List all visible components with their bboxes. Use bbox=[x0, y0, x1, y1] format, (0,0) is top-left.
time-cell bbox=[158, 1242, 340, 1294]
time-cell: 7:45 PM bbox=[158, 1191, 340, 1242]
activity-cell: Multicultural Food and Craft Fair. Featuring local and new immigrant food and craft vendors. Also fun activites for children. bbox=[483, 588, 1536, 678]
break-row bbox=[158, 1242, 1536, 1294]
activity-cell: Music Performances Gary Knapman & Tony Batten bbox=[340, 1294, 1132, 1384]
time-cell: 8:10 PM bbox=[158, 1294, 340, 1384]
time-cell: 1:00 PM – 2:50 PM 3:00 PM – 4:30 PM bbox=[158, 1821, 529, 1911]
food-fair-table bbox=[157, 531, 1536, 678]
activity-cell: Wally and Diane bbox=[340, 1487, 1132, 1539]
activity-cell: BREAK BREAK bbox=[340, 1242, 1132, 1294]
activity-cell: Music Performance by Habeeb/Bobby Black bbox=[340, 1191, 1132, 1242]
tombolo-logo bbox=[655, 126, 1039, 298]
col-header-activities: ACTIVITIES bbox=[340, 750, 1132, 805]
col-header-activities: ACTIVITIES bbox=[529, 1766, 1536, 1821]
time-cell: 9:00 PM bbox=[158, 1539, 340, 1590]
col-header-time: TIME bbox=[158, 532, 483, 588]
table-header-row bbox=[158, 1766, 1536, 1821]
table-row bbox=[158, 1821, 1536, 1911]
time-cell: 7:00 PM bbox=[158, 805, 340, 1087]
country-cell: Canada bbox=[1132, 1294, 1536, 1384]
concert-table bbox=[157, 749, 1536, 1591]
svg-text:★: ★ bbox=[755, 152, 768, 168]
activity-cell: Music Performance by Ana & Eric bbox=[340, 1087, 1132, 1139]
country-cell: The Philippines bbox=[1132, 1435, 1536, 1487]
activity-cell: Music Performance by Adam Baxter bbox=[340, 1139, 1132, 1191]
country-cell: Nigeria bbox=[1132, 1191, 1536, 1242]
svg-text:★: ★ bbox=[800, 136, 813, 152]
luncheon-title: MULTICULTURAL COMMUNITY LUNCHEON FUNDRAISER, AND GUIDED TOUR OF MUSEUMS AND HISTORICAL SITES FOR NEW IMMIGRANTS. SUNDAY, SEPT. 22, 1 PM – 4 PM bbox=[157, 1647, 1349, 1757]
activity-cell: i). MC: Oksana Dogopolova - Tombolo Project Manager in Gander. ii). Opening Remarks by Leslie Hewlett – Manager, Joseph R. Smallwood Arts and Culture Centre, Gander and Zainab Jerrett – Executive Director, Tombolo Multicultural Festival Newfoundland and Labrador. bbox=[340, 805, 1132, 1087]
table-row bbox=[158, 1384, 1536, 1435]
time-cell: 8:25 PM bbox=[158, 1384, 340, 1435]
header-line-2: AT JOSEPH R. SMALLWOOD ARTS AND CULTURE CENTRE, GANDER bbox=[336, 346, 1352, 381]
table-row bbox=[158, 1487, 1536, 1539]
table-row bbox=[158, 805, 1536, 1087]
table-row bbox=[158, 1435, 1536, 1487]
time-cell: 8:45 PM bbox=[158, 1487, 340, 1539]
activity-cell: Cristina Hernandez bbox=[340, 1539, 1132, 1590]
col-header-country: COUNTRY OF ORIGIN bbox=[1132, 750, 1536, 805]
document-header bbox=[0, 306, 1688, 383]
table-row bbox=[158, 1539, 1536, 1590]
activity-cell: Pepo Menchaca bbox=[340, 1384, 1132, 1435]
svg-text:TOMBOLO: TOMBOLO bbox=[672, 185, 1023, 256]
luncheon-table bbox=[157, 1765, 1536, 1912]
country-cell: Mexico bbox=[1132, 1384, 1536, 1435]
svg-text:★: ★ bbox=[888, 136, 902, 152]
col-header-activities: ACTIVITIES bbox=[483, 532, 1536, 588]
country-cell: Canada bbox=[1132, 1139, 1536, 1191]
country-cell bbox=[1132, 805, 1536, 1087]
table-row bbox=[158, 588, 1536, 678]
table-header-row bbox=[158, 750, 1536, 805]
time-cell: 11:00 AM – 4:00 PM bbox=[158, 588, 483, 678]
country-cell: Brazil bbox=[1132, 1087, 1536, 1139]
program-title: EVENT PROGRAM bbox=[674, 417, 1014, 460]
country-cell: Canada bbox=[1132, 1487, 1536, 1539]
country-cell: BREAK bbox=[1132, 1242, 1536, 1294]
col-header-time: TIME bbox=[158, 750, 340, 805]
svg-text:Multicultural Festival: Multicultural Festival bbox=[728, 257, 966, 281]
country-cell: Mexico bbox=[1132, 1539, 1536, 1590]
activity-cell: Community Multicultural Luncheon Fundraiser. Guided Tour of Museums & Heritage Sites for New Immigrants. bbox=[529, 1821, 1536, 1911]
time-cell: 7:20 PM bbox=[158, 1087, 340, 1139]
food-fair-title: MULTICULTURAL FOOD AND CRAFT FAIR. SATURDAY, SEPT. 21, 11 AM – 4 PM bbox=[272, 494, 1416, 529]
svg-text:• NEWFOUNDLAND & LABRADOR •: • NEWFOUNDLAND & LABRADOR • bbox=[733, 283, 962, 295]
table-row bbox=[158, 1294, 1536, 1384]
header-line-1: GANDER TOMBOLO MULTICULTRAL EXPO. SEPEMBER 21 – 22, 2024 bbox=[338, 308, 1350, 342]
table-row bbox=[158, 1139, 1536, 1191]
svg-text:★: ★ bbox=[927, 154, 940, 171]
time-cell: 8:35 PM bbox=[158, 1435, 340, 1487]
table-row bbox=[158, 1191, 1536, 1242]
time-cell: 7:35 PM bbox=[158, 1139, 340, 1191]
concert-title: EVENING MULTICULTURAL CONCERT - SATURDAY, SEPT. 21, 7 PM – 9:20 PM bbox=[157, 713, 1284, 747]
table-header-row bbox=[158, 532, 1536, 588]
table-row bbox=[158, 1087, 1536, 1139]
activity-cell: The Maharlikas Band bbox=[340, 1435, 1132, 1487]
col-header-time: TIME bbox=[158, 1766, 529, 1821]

TASK TO COMPLETE:
Reproduce the records above without any changes, from their first line through the line containing "activity-cell: Music Performance by Habeeb/Bobby", both ends included.

EXERCISE RESPONSE:
List all visible components with their bboxes. Use bbox=[x0, y0, x1, y1] format, (0,0) is top-left.
time-cell bbox=[158, 1242, 340, 1294]
time-cell: 7:45 PM bbox=[158, 1191, 340, 1242]
activity-cell: Multicultural Food and Craft Fair. Featuring local and new immigrant food and craft vendors. Also fun activites for children. bbox=[483, 588, 1536, 678]
break-row bbox=[158, 1242, 1536, 1294]
activity-cell: Music Performances Gary Knapman & Tony Batten bbox=[340, 1294, 1132, 1384]
time-cell: 8:10 PM bbox=[158, 1294, 340, 1384]
time-cell: 1:00 PM – 2:50 PM 3:00 PM – 4:30 PM bbox=[158, 1821, 529, 1911]
food-fair-table bbox=[157, 531, 1536, 678]
activity-cell: Wally and Diane bbox=[340, 1487, 1132, 1539]
activity-cell: BREAK BREAK bbox=[340, 1242, 1132, 1294]
activity-cell: Music Performance by Habeeb/Bobby Black bbox=[340, 1191, 1132, 1242]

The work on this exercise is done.